## STATED EXERCISE:
Reproduce the listing below, substituting "Return to products" for every occurrence of "Back to products" and leaving everything else unchanged.
__________
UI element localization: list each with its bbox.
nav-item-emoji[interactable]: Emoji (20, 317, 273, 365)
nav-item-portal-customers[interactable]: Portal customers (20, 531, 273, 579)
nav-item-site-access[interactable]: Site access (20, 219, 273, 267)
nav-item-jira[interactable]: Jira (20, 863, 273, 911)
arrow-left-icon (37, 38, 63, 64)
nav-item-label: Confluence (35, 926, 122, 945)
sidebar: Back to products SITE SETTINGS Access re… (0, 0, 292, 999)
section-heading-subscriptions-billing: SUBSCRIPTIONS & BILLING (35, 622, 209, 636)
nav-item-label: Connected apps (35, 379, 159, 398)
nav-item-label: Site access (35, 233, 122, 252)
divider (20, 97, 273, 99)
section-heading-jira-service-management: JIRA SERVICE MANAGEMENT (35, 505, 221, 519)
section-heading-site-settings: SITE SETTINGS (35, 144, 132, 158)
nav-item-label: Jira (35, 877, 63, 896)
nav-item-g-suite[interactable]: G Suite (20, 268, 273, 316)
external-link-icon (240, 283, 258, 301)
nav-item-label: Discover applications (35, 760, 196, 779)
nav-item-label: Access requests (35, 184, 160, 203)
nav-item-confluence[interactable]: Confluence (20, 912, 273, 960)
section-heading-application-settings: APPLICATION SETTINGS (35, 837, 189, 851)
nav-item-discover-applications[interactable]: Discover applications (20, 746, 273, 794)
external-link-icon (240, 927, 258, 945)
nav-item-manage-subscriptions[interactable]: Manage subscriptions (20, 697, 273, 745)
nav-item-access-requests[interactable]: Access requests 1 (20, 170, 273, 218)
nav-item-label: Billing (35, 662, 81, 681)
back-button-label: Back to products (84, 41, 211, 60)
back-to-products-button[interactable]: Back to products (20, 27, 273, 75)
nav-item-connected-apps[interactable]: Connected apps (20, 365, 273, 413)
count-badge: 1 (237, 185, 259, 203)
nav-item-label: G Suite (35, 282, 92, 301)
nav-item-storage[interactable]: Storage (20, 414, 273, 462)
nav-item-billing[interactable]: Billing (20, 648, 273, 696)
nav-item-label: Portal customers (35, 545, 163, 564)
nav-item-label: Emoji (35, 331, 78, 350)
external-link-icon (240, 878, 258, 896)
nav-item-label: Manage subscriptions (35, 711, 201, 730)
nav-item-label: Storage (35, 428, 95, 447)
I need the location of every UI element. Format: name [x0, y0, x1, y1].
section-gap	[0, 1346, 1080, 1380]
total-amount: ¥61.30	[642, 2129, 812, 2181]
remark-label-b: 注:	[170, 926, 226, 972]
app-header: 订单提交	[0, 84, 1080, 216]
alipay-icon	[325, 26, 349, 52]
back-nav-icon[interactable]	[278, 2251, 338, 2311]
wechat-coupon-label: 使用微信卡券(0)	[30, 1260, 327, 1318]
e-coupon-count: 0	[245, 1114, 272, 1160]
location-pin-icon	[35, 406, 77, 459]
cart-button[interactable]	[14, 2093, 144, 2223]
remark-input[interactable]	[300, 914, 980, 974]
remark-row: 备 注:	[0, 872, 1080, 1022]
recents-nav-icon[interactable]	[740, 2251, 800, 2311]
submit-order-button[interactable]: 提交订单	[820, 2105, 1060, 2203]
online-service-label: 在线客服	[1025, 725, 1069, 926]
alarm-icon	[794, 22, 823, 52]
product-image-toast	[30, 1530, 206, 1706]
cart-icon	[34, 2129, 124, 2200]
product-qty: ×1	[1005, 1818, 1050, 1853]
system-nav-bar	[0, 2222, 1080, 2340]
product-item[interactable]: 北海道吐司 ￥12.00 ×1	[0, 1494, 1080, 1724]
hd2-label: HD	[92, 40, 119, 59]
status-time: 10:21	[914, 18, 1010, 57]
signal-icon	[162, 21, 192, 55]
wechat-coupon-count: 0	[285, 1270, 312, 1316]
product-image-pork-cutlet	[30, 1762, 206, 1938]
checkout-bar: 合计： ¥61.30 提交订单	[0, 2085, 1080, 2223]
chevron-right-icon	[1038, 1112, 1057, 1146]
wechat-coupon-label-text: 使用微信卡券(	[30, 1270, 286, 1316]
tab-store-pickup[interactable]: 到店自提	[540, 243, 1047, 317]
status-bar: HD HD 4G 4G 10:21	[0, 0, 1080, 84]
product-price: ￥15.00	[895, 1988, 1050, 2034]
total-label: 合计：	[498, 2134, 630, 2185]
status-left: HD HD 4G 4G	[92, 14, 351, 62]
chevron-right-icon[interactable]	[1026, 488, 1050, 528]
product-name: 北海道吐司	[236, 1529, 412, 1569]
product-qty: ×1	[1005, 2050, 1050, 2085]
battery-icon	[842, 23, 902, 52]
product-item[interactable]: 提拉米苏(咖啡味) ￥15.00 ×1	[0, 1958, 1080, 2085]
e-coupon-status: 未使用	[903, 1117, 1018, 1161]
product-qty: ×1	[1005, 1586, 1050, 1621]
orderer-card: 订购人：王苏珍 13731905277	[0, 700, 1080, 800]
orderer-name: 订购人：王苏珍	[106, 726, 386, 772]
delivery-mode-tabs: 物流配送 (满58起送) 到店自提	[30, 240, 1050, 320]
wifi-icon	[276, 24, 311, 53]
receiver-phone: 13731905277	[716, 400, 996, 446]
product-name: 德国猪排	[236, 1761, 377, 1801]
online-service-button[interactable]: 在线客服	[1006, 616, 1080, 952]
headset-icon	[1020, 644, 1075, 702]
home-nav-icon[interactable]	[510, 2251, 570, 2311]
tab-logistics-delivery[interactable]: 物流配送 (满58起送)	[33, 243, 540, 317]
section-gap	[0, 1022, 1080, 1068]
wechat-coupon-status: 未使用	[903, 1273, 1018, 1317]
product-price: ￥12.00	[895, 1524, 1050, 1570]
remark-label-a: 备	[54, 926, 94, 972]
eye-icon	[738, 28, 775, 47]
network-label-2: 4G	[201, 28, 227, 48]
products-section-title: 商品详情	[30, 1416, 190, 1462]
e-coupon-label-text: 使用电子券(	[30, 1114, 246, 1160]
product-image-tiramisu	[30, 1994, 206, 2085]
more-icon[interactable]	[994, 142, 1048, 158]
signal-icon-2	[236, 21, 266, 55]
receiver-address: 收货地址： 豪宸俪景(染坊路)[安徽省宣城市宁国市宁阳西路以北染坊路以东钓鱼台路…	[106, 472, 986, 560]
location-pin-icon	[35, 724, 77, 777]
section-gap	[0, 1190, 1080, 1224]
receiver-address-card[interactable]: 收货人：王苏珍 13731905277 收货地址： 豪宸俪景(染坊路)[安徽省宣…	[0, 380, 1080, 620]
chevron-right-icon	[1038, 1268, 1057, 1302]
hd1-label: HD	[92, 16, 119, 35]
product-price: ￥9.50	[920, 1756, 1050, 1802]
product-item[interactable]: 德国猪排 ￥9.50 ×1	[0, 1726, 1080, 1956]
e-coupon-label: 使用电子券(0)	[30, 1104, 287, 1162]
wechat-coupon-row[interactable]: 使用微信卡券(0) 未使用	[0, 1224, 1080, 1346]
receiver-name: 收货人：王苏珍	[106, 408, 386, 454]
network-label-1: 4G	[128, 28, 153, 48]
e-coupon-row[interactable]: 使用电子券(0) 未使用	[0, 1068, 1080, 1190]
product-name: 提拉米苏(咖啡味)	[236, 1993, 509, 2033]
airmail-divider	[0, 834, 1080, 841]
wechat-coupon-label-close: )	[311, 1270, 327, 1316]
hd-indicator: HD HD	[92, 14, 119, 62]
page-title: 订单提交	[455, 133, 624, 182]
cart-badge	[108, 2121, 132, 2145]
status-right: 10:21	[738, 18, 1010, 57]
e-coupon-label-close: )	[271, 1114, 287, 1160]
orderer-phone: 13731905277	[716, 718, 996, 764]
__________
## RESPONSE TO THIS EXERCISE:
UI element localization: list each with its bbox.
nav-item-emoji[interactable]: Emoji (20, 317, 273, 365)
nav-item-portal-customers[interactable]: Portal customers (20, 531, 273, 579)
nav-item-site-access[interactable]: Site access (20, 219, 273, 267)
nav-item-jira[interactable]: Jira (20, 863, 273, 911)
arrow-left-icon (37, 38, 63, 64)
nav-item-label: Confluence (35, 926, 122, 945)
sidebar: Return to products SITE SETTINGS Access re… (0, 0, 292, 999)
section-heading-subscriptions-billing: SUBSCRIPTIONS & BILLING (35, 622, 209, 636)
nav-item-label: Connected apps (35, 379, 159, 398)
nav-item-label: Site access (35, 233, 122, 252)
divider (20, 97, 273, 99)
section-heading-jira-service-management: JIRA SERVICE MANAGEMENT (35, 505, 221, 519)
section-heading-site-settings: SITE SETTINGS (35, 144, 132, 158)
nav-item-label: Jira (35, 877, 63, 896)
nav-item-g-suite[interactable]: G Suite (20, 268, 273, 316)
external-link-icon (240, 283, 258, 301)
nav-item-label: Discover applications (35, 760, 196, 779)
nav-item-label: Access requests (35, 184, 160, 203)
nav-item-confluence[interactable]: Confluence (20, 912, 273, 960)
section-heading-application-settings: APPLICATION SETTINGS (35, 837, 189, 851)
nav-item-discover-applications[interactable]: Discover applications (20, 746, 273, 794)
external-link-icon (240, 927, 258, 945)
nav-item-manage-subscriptions[interactable]: Manage subscriptions (20, 697, 273, 745)
nav-item-access-requests[interactable]: Access requests 1 (20, 170, 273, 218)
nav-item-label: Billing (35, 662, 81, 681)
back-button-label: Return to products (84, 41, 211, 60)
back-to-products-button[interactable]: Return to products (20, 27, 273, 75)
nav-item-connected-apps[interactable]: Connected apps (20, 365, 273, 413)
count-badge: 1 (237, 185, 259, 203)
nav-item-label: G Suite (35, 282, 92, 301)
nav-item-storage[interactable]: Storage (20, 414, 273, 462)
nav-item-billing[interactable]: Billing (20, 648, 273, 696)
nav-item-label: Portal customers (35, 545, 163, 564)
nav-item-label: Emoji (35, 331, 78, 350)
external-link-icon (240, 878, 258, 896)
nav-item-label: Manage subscriptions (35, 711, 201, 730)
nav-item-label: Storage (35, 428, 95, 447)
I need the location of every UI element. Format: name [x0, y0, x1, y1].
section-gap	[0, 1346, 1080, 1380]
total-amount: ¥61.30	[642, 2129, 812, 2181]
remark-label-b: 注:	[170, 926, 226, 972]
app-header: 订单提交	[0, 84, 1080, 216]
alipay-icon	[325, 26, 349, 52]
back-nav-icon[interactable]	[278, 2251, 338, 2311]
wechat-coupon-label: 使用微信卡券(0)	[30, 1260, 327, 1318]
e-coupon-count: 0	[245, 1114, 272, 1160]
location-pin-icon	[35, 406, 77, 459]
cart-button[interactable]	[14, 2093, 144, 2223]
remark-input[interactable]	[300, 914, 980, 974]
remark-row: 备 注:	[0, 872, 1080, 1022]
recents-nav-icon[interactable]	[740, 2251, 800, 2311]
submit-order-button[interactable]: 提交订单	[820, 2105, 1060, 2203]
online-service-label: 在线客服	[1025, 725, 1069, 926]
alarm-icon	[794, 22, 823, 52]
product-image-toast	[30, 1530, 206, 1706]
cart-icon	[34, 2129, 124, 2200]
product-qty: ×1	[1005, 1818, 1050, 1853]
system-nav-bar	[0, 2222, 1080, 2340]
product-item[interactable]: 北海道吐司 ￥12.00 ×1	[0, 1494, 1080, 1724]
hd2-label: HD	[92, 40, 119, 59]
status-time: 10:21	[914, 18, 1010, 57]
signal-icon	[162, 21, 192, 55]
wechat-coupon-count: 0	[285, 1270, 312, 1316]
product-image-pork-cutlet	[30, 1762, 206, 1938]
checkout-bar: 合计： ¥61.30 提交订单	[0, 2085, 1080, 2223]
chevron-right-icon	[1038, 1112, 1057, 1146]
wechat-coupon-label-text: 使用微信卡券(	[30, 1270, 286, 1316]
tab-store-pickup[interactable]: 到店自提	[540, 243, 1047, 317]
status-bar: HD HD 4G 4G 10:21	[0, 0, 1080, 84]
product-price: ￥15.00	[895, 1988, 1050, 2034]
total-label: 合计：	[498, 2134, 630, 2185]
status-left: HD HD 4G 4G	[92, 14, 351, 62]
chevron-right-icon[interactable]	[1026, 488, 1050, 528]
product-name: 北海道吐司	[236, 1529, 412, 1569]
product-qty: ×1	[1005, 2050, 1050, 2085]
battery-icon	[842, 23, 902, 52]
product-item[interactable]: 提拉米苏(咖啡味) ￥15.00 ×1	[0, 1958, 1080, 2085]
e-coupon-status: 未使用	[903, 1117, 1018, 1161]
product-qty: ×1	[1005, 1586, 1050, 1621]
orderer-card: 订购人：王苏珍 13731905277	[0, 700, 1080, 800]
orderer-name: 订购人：王苏珍	[106, 726, 386, 772]
delivery-mode-tabs: 物流配送 (满58起送) 到店自提	[30, 240, 1050, 320]
wifi-icon	[276, 24, 311, 53]
receiver-phone: 13731905277	[716, 400, 996, 446]
product-name: 德国猪排	[236, 1761, 377, 1801]
online-service-button[interactable]: 在线客服	[1006, 616, 1080, 952]
headset-icon	[1020, 644, 1075, 702]
home-nav-icon[interactable]	[510, 2251, 570, 2311]
tab-logistics-delivery[interactable]: 物流配送 (满58起送)	[33, 243, 540, 317]
section-gap	[0, 1022, 1080, 1068]
wechat-coupon-status: 未使用	[903, 1273, 1018, 1317]
product-price: ￥12.00	[895, 1524, 1050, 1570]
remark-label-a: 备	[54, 926, 94, 972]
eye-icon	[738, 28, 775, 47]
network-label-2: 4G	[201, 28, 227, 48]
products-section-title: 商品详情	[30, 1416, 190, 1462]
e-coupon-label-text: 使用电子券(	[30, 1114, 246, 1160]
product-image-tiramisu	[30, 1994, 206, 2085]
more-icon[interactable]	[994, 142, 1048, 158]
signal-icon-2	[236, 21, 266, 55]
receiver-address: 收货地址： 豪宸俪景(染坊路)[安徽省宣城市宁国市宁阳西路以北染坊路以东钓鱼台路…	[106, 472, 986, 560]
location-pin-icon	[35, 724, 77, 777]
section-gap	[0, 1190, 1080, 1224]
receiver-address-card[interactable]: 收货人：王苏珍 13731905277 收货地址： 豪宸俪景(染坊路)[安徽省宣…	[0, 380, 1080, 620]
chevron-right-icon	[1038, 1268, 1057, 1302]
hd1-label: HD	[92, 16, 119, 35]
product-price: ￥9.50	[920, 1756, 1050, 1802]
product-item[interactable]: 德国猪排 ￥9.50 ×1	[0, 1726, 1080, 1956]
e-coupon-label: 使用电子券(0)	[30, 1104, 287, 1162]
wechat-coupon-row[interactable]: 使用微信卡券(0) 未使用	[0, 1224, 1080, 1346]
receiver-name: 收货人：王苏珍	[106, 408, 386, 454]
network-label-1: 4G	[128, 28, 153, 48]
e-coupon-row[interactable]: 使用电子券(0) 未使用	[0, 1068, 1080, 1190]
product-name: 提拉米苏(咖啡味)	[236, 1993, 509, 2033]
airmail-divider	[0, 834, 1080, 841]
wechat-coupon-label-close: )	[311, 1270, 327, 1316]
hd-indicator: HD HD	[92, 14, 119, 62]
page-title: 订单提交	[455, 133, 624, 182]
cart-badge	[108, 2121, 132, 2145]
status-right: 10:21	[738, 18, 1010, 57]
e-coupon-label-close: )	[271, 1114, 287, 1160]
orderer-phone: 13731905277	[716, 718, 996, 764]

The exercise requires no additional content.